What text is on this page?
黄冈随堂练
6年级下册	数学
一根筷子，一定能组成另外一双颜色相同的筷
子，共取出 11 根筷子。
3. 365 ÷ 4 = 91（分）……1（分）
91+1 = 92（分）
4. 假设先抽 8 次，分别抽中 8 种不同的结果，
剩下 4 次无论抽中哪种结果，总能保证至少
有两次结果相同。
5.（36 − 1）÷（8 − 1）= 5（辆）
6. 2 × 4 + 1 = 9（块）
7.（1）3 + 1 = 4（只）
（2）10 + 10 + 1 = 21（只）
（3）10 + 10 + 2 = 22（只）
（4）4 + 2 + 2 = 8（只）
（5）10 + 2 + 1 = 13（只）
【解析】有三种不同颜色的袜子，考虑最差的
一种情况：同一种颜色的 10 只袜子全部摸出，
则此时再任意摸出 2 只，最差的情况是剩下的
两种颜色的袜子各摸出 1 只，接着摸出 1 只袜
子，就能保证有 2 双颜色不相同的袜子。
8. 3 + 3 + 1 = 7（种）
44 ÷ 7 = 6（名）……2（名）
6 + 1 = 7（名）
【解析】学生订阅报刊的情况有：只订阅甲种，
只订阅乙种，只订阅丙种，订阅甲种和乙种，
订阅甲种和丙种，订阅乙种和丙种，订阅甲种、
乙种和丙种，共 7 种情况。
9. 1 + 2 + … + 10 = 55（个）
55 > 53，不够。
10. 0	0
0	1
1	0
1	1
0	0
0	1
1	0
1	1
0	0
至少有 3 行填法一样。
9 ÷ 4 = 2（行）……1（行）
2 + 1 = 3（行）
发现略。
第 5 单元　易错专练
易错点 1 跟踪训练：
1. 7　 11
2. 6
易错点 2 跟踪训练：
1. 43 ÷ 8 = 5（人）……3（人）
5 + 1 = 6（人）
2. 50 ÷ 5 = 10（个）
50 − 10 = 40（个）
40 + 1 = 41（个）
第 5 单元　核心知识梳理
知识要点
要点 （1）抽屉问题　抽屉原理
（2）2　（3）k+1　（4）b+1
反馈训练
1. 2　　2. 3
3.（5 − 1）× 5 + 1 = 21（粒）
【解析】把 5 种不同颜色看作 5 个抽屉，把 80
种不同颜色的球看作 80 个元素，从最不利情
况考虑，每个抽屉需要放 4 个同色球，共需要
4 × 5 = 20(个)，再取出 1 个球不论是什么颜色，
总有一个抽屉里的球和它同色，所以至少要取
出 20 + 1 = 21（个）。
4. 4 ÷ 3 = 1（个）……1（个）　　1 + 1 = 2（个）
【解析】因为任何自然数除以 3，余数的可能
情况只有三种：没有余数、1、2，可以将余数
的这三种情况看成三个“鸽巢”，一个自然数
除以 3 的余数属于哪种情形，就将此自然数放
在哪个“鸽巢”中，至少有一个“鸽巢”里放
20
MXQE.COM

THE PROBLEM — All of the material above needs to be retyped word for word.

PROBLEM SOLUTION —
What text is on this page?
黄冈随堂练
6年级下册	数学
一根筷子，一定能组成另外一双颜色相同的筷
子，共取出 11 根筷子。
3. 365 ÷ 4 = 91（分）……1（分）
91+1 = 92（分）
4. 假设先抽 8 次，分别抽中 8 种不同的结果，
剩下 4 次无论抽中哪种结果，总能保证至少
有两次结果相同。
5.（36 − 1）÷（8 − 1）= 5（辆）
6. 2 × 4 + 1 = 9（块）
7.（1）3 + 1 = 4（只）
（2）10 + 10 + 1 = 21（只）
（3）10 + 10 + 2 = 22（只）
（4）4 + 2 + 2 = 8（只）
（5）10 + 2 + 1 = 13（只）
【解析】有三种不同颜色的袜子，考虑最差的
一种情况：同一种颜色的 10 只袜子全部摸出，
则此时再任意摸出 2 只，最差的情况是剩下的
两种颜色的袜子各摸出 1 只，接着摸出 1 只袜
子，就能保证有 2 双颜色不相同的袜子。
8. 3 + 3 + 1 = 7（种）
44 ÷ 7 = 6（名）……2（名）
6 + 1 = 7（名）
【解析】学生订阅报刊的情况有：只订阅甲种，
只订阅乙种，只订阅丙种，订阅甲种和乙种，
订阅甲种和丙种，订阅乙种和丙种，订阅甲种、
乙种和丙种，共 7 种情况。
9. 1 + 2 + … + 10 = 55（个）
55 > 53，不够。
10. 0	0
0	1
1	0
1	1
0	0
0	1
1	0
1	1
0	0
至少有 3 行填法一样。
9 ÷ 4 = 2（行）……1（行）
2 + 1 = 3（行）
发现略。
第 5 单元　易错专练
易错点 1 跟踪训练：
1. 7　 11
2. 6
易错点 2 跟踪训练：
1. 43 ÷ 8 = 5（人）……3（人）
5 + 1 = 6（人）
2. 50 ÷ 5 = 10（个）
50 − 10 = 40（个）
40 + 1 = 41（个）
第 5 单元　核心知识梳理
知识要点
要点 （1）抽屉问题　抽屉原理
（2）2　（3）k+1　（4）b+1
反馈训练
1. 2　　2. 3
3.（5 − 1）× 5 + 1 = 21（粒）
【解析】把 5 种不同颜色看作 5 个抽屉，把 80
种不同颜色的球看作 80 个元素，从最不利情
况考虑，每个抽屉需要放 4 个同色球，共需要
4 × 5 = 20(个)，再取出 1 个球不论是什么颜色，
总有一个抽屉里的球和它同色，所以至少要取
出 20 + 1 = 21（个）。
4. 4 ÷ 3 = 1（个）……1（个）　　1 + 1 = 2（个）
【解析】因为任何自然数除以 3，余数的可能
情况只有三种：没有余数、1、2，可以将余数
的这三种情况看成三个“鸽巢”，一个自然数
除以 3 的余数属于哪种情形，就将此自然数放
在哪个“鸽巢”中，至少有一个“鸽巢”里放
20
MXQE.COM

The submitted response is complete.